**STATED GOAL**
Format the lines below as a JSON list of strings with one string per line, skipping any blank lines.

**INPUT MATERIAL**
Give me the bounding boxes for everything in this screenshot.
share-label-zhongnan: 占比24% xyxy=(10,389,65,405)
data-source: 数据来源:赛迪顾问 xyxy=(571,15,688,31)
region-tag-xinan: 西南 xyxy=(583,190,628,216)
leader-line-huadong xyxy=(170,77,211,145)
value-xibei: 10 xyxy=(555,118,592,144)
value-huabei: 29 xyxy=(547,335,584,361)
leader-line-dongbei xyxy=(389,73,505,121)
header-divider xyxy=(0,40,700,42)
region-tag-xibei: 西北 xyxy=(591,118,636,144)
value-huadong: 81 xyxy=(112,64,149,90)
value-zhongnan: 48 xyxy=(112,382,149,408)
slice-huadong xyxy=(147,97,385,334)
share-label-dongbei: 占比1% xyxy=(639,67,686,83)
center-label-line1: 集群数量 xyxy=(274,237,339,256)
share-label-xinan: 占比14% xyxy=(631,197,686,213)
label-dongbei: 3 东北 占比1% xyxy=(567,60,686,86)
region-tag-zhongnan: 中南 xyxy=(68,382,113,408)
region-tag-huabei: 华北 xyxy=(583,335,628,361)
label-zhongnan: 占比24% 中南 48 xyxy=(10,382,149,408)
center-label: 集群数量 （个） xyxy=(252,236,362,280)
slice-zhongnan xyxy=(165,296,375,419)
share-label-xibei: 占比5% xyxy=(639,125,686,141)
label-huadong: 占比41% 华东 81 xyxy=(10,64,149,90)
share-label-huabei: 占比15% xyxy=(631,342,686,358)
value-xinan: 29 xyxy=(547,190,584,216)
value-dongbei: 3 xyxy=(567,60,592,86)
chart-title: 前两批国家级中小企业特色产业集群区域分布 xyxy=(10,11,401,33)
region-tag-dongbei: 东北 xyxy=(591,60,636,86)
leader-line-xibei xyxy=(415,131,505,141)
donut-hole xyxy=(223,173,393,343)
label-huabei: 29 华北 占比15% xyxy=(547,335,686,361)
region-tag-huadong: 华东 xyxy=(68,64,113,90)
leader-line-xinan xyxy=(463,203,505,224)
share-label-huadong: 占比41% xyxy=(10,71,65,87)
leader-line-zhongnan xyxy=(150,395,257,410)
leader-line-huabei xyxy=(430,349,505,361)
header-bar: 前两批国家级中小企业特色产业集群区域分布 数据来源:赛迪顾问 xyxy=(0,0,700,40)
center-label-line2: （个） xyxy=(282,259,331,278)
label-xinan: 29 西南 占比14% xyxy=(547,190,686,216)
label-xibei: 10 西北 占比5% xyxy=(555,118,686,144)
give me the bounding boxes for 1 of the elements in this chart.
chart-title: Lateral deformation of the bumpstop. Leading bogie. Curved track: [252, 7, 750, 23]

**RESULT OF THE EXERCISE**
[
  "Give me the bounding boxes for everything in this screenshot.",
  "share-label-zhongnan: 占比24% xyxy=(10,389,65,405)",
  "data-source: 数据来源:赛迪顾问 xyxy=(571,15,688,31)",
  "region-tag-xinan: 西南 xyxy=(583,190,628,216)",
  "leader-line-huadong xyxy=(170,77,211,145)",
  "value-xibei: 10 xyxy=(555,118,592,144)",
  "value-huabei: 29 xyxy=(547,335,584,361)",
  "leader-line-dongbei xyxy=(389,73,505,121)",
  "header-divider xyxy=(0,40,700,42)",
  "region-tag-xibei: 西北 xyxy=(591,118,636,144)",
  "value-huadong: 81 xyxy=(112,64,149,90)",
  "value-zhongnan: 48 xyxy=(112,382,149,408)",
  "slice-huadong xyxy=(147,97,385,334)",
  "share-label-dongbei: 占比1% xyxy=(639,67,686,83)",
  "center-label-line1: 集群数量 xyxy=(274,237,339,256)",
  "share-label-xinan: 占比14% xyxy=(631,197,686,213)",
  "label-dongbei: 3 东北 占比1% xyxy=(567,60,686,86)",
  "region-tag-zhongnan: 中南 xyxy=(68,382,113,408)",
  "region-tag-huabei: 华北 xyxy=(583,335,628,361)",
  "label-zhongnan: 占比24% 中南 48 xyxy=(10,382,149,408)",
  "center-label: 集群数量 （个） xyxy=(252,236,362,280)",
  "slice-zhongnan xyxy=(165,296,375,419)",
  "share-label-xibei: 占比5% xyxy=(639,125,686,141)",
  "label-huadong: 占比41% 华东 81 xyxy=(10,64,149,90)",
  "share-label-huabei: 占比15% xyxy=(631,342,686,358)",
  "value-xinan: 29 xyxy=(547,190,584,216)",
  "value-dongbei: 3 xyxy=(567,60,592,86)",
  "chart-title: 前两批国家级中小企业特色产业集群区域分布 xyxy=(10,11,401,33)",
  "region-tag-dongbei: 东北 xyxy=(591,60,636,86)",
  "leader-line-xibei xyxy=(415,131,505,141)",
  "donut-hole xyxy=(223,173,393,343)",
  "label-huabei: 29 华北 占比15% xyxy=(547,335,686,361)",
  "region-tag-huadong: 华东 xyxy=(68,64,113,90)",
  "leader-line-xinan xyxy=(463,203,505,224)",
  "share-label-huadong: 占比41% xyxy=(10,71,65,87)",
  "leader-line-zhongnan xyxy=(150,395,257,410)",
  "leader-line-huabei xyxy=(430,349,505,361)",
  "header-bar: 前两批国家级中小企业特色产业集群区域分布 数据来源:赛迪顾问 xyxy=(0,0,700,40)",
  "center-label-line2: （个） xyxy=(282,259,331,278)",
  "label-xinan: 29 西南 占比14% xyxy=(547,190,686,216)",
  "label-xibei: 10 西北 占比5% xyxy=(555,118,686,144)",
  "give me the bounding boxes for 1 of the elements in this chart.",
  "chart-title: Lateral deformation of the bumpstop. Leading bogie. Curved track: [252, 7, 750, 23]"
]